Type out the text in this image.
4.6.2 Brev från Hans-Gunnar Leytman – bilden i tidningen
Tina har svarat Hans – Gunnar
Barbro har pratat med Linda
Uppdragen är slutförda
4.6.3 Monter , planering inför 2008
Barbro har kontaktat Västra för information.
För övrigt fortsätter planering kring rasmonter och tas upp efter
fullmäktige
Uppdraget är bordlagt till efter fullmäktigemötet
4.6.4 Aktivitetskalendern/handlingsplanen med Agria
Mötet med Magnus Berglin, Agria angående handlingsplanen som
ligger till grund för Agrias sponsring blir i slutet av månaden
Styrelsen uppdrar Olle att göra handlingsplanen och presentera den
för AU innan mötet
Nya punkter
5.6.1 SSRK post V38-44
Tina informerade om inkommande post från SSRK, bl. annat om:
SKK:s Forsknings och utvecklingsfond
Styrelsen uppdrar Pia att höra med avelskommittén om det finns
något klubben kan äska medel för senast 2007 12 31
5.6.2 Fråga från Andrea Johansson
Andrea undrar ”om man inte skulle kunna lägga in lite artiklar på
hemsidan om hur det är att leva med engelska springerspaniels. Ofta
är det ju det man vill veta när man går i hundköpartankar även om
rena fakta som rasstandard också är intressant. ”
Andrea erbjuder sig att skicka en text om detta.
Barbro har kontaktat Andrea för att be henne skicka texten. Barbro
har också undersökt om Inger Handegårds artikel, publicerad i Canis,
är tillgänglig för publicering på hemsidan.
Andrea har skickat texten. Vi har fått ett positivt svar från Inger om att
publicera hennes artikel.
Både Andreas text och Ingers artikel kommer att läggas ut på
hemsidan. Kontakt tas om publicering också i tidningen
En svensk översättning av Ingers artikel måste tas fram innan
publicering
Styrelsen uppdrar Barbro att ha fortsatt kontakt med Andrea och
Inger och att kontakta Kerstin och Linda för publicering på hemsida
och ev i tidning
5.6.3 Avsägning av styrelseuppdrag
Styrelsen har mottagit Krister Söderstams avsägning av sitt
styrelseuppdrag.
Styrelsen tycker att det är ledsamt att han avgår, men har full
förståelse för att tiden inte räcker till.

──────

**WRITTEN INSTRUCTION:** Copy out every line from the records that has the word "SSRK".

**EXPECTED OUTPUT:**
5.6.1 SSRK post V38-44
Tina informerade om inkommande post från SSRK, bl. annat om:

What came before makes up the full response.